What is required: Show every line that has the string "color" in it.

>> START Materials provided

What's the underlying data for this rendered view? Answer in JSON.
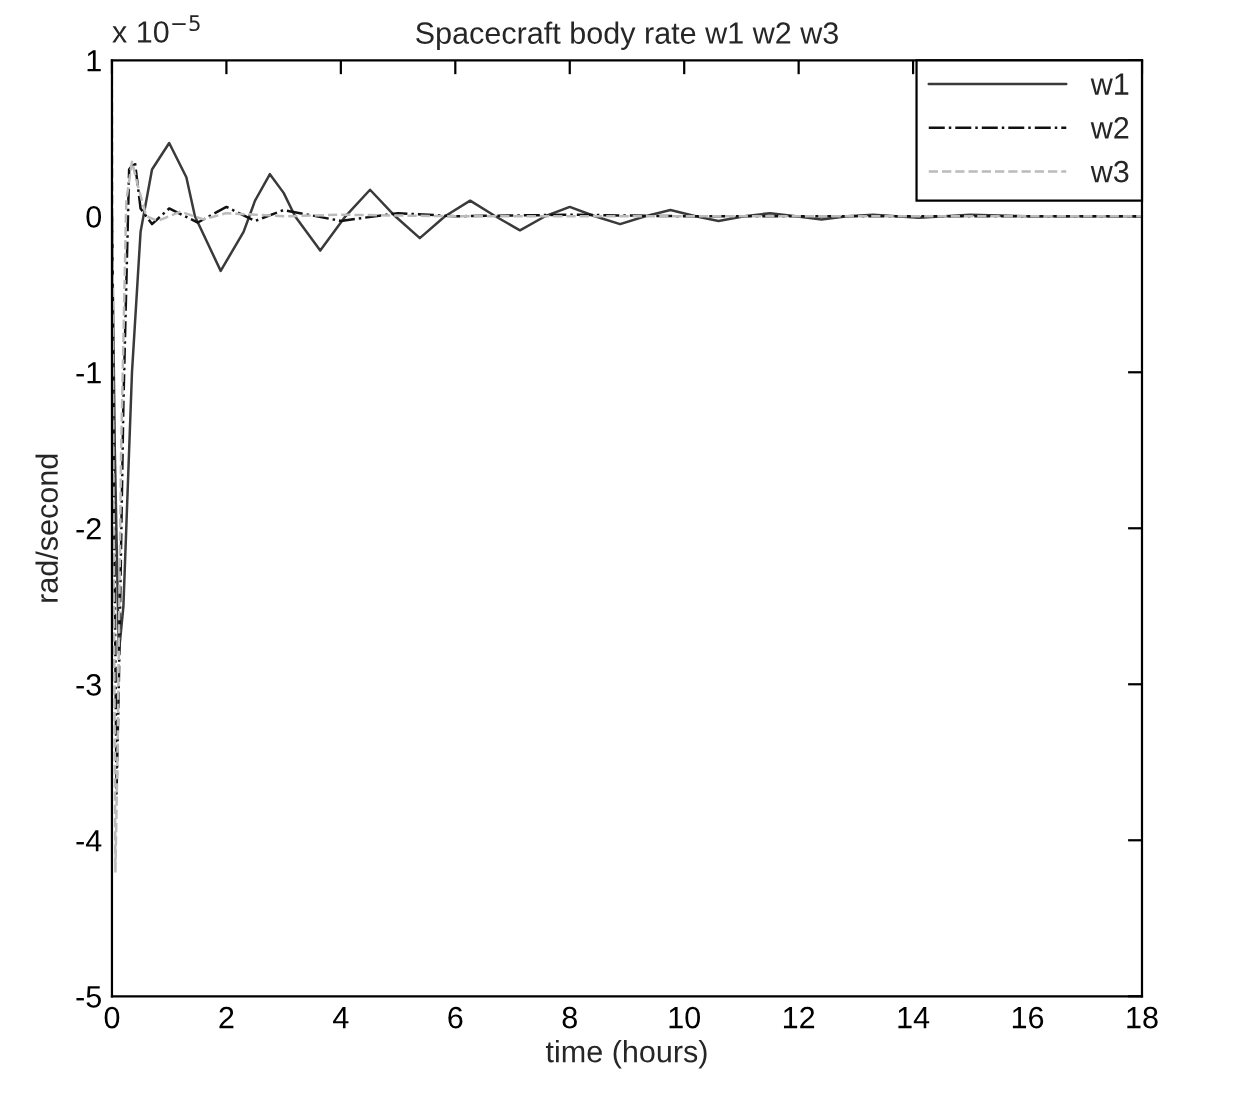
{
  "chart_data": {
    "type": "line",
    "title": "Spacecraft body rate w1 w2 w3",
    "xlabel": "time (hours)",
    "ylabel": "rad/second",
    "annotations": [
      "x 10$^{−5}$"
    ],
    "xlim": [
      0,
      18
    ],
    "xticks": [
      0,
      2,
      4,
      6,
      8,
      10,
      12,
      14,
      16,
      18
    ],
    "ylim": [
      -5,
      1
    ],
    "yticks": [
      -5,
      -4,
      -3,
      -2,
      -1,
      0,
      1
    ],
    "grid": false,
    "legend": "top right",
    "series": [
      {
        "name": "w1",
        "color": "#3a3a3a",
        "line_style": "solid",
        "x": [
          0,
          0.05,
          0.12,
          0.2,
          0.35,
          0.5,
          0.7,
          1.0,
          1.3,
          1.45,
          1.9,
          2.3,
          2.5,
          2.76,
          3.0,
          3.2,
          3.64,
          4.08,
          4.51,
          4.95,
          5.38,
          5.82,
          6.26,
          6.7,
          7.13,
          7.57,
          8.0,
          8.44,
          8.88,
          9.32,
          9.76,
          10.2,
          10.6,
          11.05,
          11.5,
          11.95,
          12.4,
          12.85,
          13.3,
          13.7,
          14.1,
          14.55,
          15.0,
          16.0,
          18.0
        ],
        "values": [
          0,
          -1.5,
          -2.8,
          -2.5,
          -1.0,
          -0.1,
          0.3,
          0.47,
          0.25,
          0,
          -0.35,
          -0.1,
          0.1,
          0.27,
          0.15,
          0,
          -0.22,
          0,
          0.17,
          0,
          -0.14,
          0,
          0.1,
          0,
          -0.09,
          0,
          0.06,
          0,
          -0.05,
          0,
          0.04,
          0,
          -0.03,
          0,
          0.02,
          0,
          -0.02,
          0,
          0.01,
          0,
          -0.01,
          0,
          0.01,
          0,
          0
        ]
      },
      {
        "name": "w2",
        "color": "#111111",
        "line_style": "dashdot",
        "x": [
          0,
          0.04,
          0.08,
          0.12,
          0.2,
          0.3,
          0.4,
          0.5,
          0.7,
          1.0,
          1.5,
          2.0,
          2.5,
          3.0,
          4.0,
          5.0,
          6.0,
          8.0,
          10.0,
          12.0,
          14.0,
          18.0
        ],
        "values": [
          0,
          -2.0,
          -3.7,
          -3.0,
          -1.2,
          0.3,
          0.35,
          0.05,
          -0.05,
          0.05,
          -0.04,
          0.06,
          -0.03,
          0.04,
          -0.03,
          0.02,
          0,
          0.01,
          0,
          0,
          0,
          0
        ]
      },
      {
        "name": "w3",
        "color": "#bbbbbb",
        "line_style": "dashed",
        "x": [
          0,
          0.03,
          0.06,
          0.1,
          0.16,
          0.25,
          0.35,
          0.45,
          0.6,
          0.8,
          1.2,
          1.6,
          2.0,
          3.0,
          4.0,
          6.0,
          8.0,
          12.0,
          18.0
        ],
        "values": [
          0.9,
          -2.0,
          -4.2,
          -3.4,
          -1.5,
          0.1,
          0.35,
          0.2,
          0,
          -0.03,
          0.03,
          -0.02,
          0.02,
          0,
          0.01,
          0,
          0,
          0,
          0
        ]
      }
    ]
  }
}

>> END Materials provided

Final result:
        "color": "#3a3a3a",
        "color": "#111111",
        "color": "#bbbbbb",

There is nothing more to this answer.